Scan the data below and copy each line where "kommer" occurs.

(Records of document pages)

===============

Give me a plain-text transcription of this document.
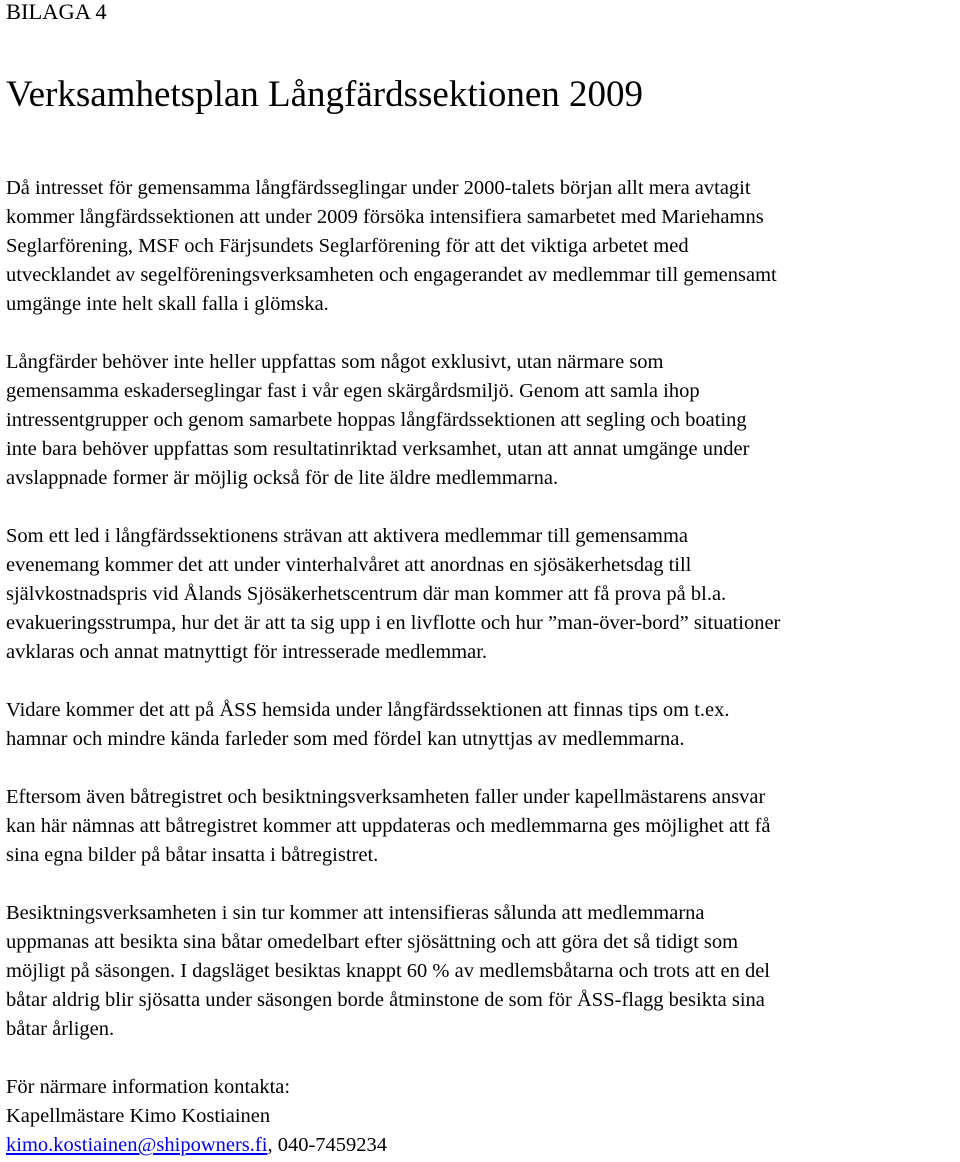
BILAGA 4
Verksamhetsplan Långfärdssektionen 2009
Då intresset för gemensamma långfärdsseglingar under 2000-talets början allt mera avtagit
kommer långfärdssektionen att under 2009 försöka intensifiera samarbetet med Mariehamns
Seglarförening, MSF och Färjsundets Seglarförening för att det viktiga arbetet med
utvecklandet av segelföreningsverksamheten och engagerandet av medlemmar till gemensamt
umgänge inte helt skall falla i glömska.
Långfärder behöver inte heller uppfattas som något exklusivt, utan närmare som
gemensamma eskaderseglingar fast i vår egen skärgårdsmiljö. Genom att samla ihop
intressentgrupper och genom samarbete hoppas långfärdssektionen att segling och boating
inte bara behöver uppfattas som resultatinriktad verksamhet, utan att annat umgänge under
avslappnade former är möjlig också för de lite äldre medlemmarna.
Som ett led i långfärdssektionens strävan att aktivera medlemmar till gemensamma
evenemang kommer det att under vinterhalvåret att anordnas en sjösäkerhetsdag till
självkostnadspris vid Ålands Sjösäkerhetscentrum där man kommer att få prova på bl.a.
evakueringsstrumpa, hur det är att ta sig upp i en livflotte och hur ”man-över-bord” situationer
avklaras och annat matnyttigt för intresserade medlemmar.
Vidare kommer det att på ÅSS hemsida under långfärdssektionen att finnas tips om t.ex.
hamnar och mindre kända farleder som med fördel kan utnyttjas av medlemmarna.
Eftersom även båtregistret och besiktningsverksamheten faller under kapellmästarens ansvar
kan här nämnas att båtregistret kommer att uppdateras och medlemmarna ges möjlighet att få
sina egna bilder på båtar insatta i båtregistret.
Besiktningsverksamheten i sin tur kommer att intensifieras sålunda att medlemmarna
uppmanas att besikta sina båtar omedelbart efter sjösättning och att göra det så tidigt som
möjligt på säsongen. I dagsläget besiktas knappt 60 % av medlemsbåtarna och trots att en del
båtar aldrig blir sjösatta under säsongen borde åtminstone de som för ÅSS-flagg besikta sina
båtar årligen.
För närmare information kontakta:
Kapellmästare Kimo Kostiainen
kimo.kostiainen@shipowners.fi, 040-7459234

===============

**RESPONSE TO THIS TASK**.
kommer långfärdssektionen att under 2009 försöka intensifiera samarbetet med Mariehamns
evenemang kommer det att under vinterhalvåret att anordnas en sjösäkerhetsdag till
självkostnadspris vid Ålands Sjösäkerhetscentrum där man kommer att få prova på bl.a.
Vidare kommer det att på ÅSS hemsida under långfärdssektionen att finnas tips om t.ex.
kan här nämnas att båtregistret kommer att uppdateras och medlemmarna ges möjlighet att få
Besiktningsverksamheten i sin tur kommer att intensifieras sålunda att medlemmarna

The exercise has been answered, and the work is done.